**What is being asked**
Go through the entries below and count the lines holding the word "даден". Reply with only the number, please.

**Dataset extract**
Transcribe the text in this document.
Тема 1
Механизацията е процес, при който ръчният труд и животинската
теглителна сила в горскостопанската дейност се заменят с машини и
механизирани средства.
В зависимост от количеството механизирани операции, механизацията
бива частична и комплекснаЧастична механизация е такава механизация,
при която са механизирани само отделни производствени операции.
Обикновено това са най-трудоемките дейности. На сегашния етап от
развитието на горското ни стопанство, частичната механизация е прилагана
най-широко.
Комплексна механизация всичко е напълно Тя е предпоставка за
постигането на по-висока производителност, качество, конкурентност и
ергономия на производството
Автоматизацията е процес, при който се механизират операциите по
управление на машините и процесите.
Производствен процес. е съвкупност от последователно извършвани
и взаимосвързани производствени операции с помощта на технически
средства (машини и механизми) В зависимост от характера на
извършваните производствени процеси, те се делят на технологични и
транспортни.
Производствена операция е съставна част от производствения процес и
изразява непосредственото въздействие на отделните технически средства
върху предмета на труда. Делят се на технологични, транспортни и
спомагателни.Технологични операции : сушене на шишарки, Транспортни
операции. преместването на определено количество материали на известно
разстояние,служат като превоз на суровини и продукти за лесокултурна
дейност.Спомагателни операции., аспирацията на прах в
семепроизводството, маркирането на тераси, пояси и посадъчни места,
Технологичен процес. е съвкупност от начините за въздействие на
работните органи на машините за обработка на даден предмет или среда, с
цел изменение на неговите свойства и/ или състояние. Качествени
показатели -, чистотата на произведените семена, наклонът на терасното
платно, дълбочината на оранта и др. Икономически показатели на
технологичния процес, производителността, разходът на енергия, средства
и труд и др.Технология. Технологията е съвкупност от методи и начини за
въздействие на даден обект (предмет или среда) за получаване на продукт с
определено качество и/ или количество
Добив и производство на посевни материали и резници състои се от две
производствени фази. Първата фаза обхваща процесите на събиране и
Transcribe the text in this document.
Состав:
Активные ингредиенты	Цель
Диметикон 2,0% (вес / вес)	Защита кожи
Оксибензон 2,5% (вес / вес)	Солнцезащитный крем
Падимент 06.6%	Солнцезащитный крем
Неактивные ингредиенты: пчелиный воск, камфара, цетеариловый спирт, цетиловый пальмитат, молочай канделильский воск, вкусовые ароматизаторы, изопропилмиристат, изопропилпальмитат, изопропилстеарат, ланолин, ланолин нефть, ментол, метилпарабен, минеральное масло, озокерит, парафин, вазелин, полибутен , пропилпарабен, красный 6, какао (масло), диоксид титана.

**In response**
2